◆ TASK BRIEF ◆
Filter the listing and keep only the lines with the word "spending".

>> Start RECORDS SUPPLIED

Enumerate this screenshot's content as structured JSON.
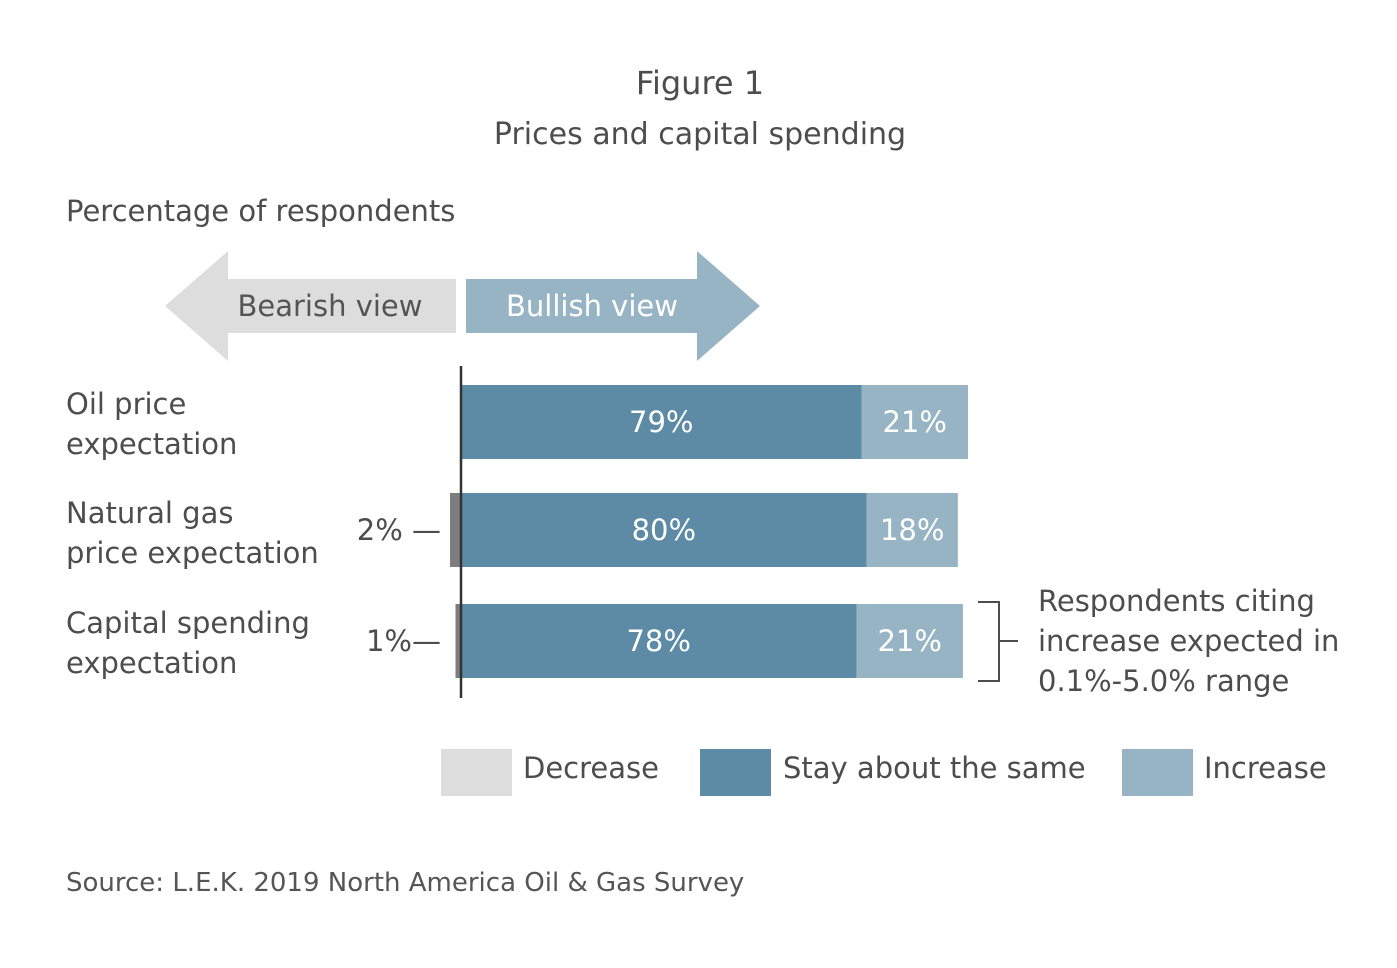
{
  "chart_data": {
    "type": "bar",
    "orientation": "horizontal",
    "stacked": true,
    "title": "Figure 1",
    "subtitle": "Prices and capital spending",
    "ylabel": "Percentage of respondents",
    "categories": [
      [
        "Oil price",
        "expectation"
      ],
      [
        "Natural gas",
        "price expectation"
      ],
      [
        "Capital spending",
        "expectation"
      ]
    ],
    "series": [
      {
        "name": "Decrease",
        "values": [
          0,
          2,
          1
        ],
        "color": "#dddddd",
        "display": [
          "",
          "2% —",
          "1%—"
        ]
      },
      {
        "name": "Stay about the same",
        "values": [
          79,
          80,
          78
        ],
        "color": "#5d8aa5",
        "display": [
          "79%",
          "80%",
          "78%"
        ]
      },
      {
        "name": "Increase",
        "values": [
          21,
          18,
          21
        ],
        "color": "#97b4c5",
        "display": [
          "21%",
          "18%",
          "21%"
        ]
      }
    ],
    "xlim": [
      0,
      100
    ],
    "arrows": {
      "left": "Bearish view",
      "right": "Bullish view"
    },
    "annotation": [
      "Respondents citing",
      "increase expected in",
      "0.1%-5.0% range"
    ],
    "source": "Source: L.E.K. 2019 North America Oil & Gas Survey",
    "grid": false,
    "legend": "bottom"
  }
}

>> End RECORDS SUPPLIED
>> Start RECORDS SUPPLIED

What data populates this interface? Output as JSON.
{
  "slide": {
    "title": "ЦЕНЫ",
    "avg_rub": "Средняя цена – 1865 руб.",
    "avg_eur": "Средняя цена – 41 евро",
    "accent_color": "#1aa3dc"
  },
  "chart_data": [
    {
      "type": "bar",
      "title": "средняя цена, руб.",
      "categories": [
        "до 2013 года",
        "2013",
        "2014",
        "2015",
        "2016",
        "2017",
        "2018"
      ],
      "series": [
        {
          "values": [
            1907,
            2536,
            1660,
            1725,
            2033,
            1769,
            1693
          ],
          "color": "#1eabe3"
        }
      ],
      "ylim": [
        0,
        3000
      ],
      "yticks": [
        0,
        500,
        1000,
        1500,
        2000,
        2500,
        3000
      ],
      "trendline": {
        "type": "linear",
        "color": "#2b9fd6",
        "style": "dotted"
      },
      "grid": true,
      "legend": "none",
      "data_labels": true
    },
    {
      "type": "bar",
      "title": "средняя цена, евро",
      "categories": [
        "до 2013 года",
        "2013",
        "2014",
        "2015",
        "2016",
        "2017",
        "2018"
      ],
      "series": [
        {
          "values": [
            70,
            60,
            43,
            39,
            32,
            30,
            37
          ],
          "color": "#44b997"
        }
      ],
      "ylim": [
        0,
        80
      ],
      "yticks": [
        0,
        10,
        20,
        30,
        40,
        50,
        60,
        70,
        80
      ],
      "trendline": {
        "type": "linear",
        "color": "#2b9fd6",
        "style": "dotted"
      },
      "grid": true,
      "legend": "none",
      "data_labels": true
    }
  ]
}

>> End RECORDS SUPPLIED

◆ SOLUTION TO THIS EXERCISE ◆
    "subtitle": "Prices and capital spending",
        "Capital spending",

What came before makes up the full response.